EXERCISE DATA>

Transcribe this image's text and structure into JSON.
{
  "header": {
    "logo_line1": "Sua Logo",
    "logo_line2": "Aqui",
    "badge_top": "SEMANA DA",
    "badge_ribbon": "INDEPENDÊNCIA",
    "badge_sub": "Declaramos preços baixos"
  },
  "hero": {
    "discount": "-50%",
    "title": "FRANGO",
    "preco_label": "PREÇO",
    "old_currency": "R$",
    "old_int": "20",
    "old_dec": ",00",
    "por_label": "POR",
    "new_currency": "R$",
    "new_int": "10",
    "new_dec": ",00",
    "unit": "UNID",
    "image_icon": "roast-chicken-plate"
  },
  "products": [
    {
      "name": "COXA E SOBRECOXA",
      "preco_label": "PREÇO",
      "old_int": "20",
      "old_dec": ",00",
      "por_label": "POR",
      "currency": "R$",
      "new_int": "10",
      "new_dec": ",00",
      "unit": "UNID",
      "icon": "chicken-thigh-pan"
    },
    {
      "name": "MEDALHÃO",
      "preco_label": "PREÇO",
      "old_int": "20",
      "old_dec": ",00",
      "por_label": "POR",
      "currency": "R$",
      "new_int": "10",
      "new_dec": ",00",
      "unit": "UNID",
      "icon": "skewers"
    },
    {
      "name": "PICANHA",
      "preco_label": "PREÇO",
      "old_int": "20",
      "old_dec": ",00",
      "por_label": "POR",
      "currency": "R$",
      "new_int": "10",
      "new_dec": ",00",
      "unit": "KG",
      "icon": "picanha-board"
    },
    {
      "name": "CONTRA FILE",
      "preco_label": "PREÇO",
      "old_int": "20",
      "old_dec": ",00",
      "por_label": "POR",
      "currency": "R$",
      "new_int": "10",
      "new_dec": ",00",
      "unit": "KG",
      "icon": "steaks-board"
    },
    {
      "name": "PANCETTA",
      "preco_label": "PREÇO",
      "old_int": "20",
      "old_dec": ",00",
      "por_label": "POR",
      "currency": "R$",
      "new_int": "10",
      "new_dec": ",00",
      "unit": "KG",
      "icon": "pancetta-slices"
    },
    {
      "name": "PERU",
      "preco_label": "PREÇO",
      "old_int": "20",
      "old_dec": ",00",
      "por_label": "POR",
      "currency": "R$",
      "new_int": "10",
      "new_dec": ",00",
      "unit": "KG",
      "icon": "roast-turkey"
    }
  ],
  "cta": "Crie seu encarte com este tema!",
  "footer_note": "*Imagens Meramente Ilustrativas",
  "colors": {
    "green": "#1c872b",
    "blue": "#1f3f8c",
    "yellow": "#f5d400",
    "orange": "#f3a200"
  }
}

DIRECTIVE> Your task is to repeat every entry exactly.

REPLY TO THE TASK>
Transcribe this image's text and structure into JSON.
{
  "header": {
    "logo_line1": "Sua Logo",
    "logo_line2": "Aqui",
    "badge_top": "SEMANA DA",
    "badge_ribbon": "INDEPENDÊNCIA",
    "badge_sub": "Declaramos preços baixos"
  },
  "hero": {
    "discount": "-50%",
    "title": "FRANGO",
    "preco_label": "PREÇO",
    "old_currency": "R$",
    "old_int": "20",
    "old_dec": ",00",
    "por_label": "POR",
    "new_currency": "R$",
    "new_int": "10",
    "new_dec": ",00",
    "unit": "UNID",
    "image_icon": "roast-chicken-plate"
  },
  "products": [
    {
      "name": "COXA E SOBRECOXA",
      "preco_label": "PREÇO",
      "old_int": "20",
      "old_dec": ",00",
      "por_label": "POR",
      "currency": "R$",
      "new_int": "10",
      "new_dec": ",00",
      "unit": "UNID",
      "icon": "chicken-thigh-pan"
    },
    {
      "name": "MEDALHÃO",
      "preco_label": "PREÇO",
      "old_int": "20",
      "old_dec": ",00",
      "por_label": "POR",
      "currency": "R$",
      "new_int": "10",
      "new_dec": ",00",
      "unit": "UNID",
      "icon": "skewers"
    },
    {
      "name": "PICANHA",
      "preco_label": "PREÇO",
      "old_int": "20",
      "old_dec": ",00",
      "por_label": "POR",
      "currency": "R$",
      "new_int": "10",
      "new_dec": ",00",
      "unit": "KG",
      "icon": "picanha-board"
    },
    {
      "name": "CONTRA FILE",
      "preco_label": "PREÇO",
      "old_int": "20",
      "old_dec": ",00",
      "por_label": "POR",
      "currency": "R$",
      "new_int": "10",
      "new_dec": ",00",
      "unit": "KG",
      "icon": "steaks-board"
    },
    {
      "name": "PANCETTA",
      "preco_label": "PREÇO",
      "old_int": "20",
      "old_dec": ",00",
      "por_label": "POR",
      "currency": "R$",
      "new_int": "10",
      "new_dec": ",00",
      "unit": "KG",
      "icon": "pancetta-slices"
    },
    {
      "name": "PERU",
      "preco_label": "PREÇO",
      "old_int": "20",
      "old_dec": ",00",
      "por_label": "POR",
      "currency": "R$",
      "new_int": "10",
      "new_dec": ",00",
      "unit": "KG",
      "icon": "roast-turkey"
    }
  ],
  "cta": "Crie seu encarte com este tema!",
  "footer_note": "*Imagens Meramente Ilustrativas",
  "colors": {
    "green": "#1c872b",
    "blue": "#1f3f8c",
    "yellow": "#f5d400",
    "orange": "#f3a200"
  }
}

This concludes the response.